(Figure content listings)

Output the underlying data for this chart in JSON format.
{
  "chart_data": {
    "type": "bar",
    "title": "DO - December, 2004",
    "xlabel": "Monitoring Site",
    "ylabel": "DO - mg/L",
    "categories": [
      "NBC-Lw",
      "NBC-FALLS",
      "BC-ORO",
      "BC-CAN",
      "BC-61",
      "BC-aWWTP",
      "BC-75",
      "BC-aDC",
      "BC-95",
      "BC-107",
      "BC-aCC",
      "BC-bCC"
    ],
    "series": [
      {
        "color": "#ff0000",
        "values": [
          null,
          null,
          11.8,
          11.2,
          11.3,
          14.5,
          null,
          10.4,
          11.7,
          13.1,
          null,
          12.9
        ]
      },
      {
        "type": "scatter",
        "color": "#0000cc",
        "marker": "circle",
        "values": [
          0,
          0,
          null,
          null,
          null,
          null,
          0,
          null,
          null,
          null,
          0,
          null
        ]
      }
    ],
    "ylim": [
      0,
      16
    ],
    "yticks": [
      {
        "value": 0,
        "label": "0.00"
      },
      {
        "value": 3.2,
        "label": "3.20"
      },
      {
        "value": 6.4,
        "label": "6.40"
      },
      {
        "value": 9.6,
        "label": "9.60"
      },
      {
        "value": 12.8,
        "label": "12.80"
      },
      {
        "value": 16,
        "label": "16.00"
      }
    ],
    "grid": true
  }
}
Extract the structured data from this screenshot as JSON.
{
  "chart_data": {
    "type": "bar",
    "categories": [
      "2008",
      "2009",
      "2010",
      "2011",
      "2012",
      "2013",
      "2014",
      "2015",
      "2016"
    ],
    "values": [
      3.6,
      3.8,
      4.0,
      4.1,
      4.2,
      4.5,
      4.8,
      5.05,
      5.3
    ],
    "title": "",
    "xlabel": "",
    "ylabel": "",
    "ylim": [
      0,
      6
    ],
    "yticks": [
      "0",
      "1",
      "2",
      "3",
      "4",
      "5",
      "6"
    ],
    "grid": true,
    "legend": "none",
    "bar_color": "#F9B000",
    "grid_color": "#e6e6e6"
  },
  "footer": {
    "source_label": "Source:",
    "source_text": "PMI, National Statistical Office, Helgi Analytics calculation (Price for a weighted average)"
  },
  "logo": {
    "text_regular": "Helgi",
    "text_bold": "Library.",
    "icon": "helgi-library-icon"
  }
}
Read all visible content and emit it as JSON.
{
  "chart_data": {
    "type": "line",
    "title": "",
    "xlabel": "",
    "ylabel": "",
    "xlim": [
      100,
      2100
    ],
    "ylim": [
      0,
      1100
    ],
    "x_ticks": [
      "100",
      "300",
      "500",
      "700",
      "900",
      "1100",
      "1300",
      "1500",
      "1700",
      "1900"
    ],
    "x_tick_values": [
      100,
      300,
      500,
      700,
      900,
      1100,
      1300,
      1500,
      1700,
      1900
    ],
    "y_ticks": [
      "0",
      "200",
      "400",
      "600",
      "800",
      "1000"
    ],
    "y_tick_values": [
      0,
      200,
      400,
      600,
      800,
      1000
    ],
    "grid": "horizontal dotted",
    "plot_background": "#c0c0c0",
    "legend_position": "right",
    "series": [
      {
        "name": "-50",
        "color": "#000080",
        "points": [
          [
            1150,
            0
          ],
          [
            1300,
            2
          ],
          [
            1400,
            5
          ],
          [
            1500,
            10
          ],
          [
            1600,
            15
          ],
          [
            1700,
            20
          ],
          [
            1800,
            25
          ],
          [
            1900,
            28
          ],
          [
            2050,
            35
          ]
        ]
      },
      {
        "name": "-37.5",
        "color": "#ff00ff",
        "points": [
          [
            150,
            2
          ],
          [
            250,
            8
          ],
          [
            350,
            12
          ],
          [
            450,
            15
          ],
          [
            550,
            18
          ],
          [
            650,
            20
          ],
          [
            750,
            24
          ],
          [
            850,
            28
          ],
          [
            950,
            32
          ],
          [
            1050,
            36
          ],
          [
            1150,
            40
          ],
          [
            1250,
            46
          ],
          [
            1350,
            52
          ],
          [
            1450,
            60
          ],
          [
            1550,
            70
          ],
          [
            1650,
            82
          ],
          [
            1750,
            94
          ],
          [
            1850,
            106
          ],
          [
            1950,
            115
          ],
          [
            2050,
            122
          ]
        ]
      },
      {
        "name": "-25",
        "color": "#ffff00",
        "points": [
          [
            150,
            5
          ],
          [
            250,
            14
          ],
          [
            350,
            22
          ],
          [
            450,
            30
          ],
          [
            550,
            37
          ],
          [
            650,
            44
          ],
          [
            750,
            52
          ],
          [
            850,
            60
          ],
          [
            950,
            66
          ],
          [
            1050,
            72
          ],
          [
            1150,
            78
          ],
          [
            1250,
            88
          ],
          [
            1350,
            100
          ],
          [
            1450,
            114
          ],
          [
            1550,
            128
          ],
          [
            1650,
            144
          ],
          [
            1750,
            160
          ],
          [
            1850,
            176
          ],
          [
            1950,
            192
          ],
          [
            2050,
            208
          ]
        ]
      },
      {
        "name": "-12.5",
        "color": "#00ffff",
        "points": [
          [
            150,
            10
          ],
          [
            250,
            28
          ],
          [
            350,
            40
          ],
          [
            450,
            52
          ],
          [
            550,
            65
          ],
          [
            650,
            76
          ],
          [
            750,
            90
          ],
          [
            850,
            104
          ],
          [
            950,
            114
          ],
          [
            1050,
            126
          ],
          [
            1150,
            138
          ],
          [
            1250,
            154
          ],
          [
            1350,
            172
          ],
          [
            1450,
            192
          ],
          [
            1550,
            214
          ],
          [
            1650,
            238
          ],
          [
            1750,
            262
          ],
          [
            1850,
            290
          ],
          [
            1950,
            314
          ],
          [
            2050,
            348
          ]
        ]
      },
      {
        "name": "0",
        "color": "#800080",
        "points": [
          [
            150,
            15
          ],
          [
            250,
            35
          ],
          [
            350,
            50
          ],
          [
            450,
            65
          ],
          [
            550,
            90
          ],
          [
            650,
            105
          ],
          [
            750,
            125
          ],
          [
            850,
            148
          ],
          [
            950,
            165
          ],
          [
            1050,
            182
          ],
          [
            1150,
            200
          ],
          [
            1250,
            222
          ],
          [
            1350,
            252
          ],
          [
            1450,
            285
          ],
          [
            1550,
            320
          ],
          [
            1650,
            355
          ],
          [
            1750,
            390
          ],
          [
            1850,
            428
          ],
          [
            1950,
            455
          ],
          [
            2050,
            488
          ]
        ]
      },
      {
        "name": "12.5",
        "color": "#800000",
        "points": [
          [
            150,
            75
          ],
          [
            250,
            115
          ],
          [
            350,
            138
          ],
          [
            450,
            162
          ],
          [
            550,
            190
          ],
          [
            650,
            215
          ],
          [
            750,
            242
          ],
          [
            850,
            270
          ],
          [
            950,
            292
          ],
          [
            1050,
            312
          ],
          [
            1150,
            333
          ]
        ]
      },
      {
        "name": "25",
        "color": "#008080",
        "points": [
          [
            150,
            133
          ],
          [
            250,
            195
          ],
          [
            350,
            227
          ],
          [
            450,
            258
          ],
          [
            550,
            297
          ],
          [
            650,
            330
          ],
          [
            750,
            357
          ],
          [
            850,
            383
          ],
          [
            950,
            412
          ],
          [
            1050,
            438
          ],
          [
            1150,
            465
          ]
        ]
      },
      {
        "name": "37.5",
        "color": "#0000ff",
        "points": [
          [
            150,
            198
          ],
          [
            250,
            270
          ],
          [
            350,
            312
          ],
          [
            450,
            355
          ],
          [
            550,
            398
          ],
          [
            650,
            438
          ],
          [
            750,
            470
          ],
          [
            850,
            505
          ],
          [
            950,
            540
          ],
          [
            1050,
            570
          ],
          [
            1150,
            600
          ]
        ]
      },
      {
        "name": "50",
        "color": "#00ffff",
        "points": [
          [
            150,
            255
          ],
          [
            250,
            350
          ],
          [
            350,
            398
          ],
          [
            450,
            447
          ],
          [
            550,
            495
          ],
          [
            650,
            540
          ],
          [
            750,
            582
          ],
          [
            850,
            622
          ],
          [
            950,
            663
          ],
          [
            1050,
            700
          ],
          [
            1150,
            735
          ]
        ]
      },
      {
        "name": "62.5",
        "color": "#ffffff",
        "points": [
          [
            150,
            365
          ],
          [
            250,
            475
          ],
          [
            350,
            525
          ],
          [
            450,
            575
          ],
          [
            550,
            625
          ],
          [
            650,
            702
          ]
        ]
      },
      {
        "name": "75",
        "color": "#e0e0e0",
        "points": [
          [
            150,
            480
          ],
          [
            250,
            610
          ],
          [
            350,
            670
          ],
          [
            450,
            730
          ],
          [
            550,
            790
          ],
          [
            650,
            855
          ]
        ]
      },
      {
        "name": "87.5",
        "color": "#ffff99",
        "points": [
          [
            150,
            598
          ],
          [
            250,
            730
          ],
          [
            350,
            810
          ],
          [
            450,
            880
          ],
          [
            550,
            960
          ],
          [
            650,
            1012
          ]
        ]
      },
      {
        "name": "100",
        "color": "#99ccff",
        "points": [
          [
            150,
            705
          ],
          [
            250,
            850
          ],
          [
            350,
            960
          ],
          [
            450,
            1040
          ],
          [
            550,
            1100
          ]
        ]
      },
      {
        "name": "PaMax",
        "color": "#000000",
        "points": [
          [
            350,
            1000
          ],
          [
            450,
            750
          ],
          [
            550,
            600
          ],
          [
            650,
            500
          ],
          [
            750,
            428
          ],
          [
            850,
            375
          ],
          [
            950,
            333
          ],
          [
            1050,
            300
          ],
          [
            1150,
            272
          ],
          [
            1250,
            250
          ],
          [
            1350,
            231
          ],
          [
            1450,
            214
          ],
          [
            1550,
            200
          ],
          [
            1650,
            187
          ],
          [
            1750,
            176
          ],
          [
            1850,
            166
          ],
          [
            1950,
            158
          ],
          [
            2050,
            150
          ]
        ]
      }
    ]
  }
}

REQUIREMENTS: Extract all lines from the material above that include the word "this".

CORRECT OUTPUT:
Output the underlying data for this chart in JSON format.
Extract the structured data from this screenshot as JSON.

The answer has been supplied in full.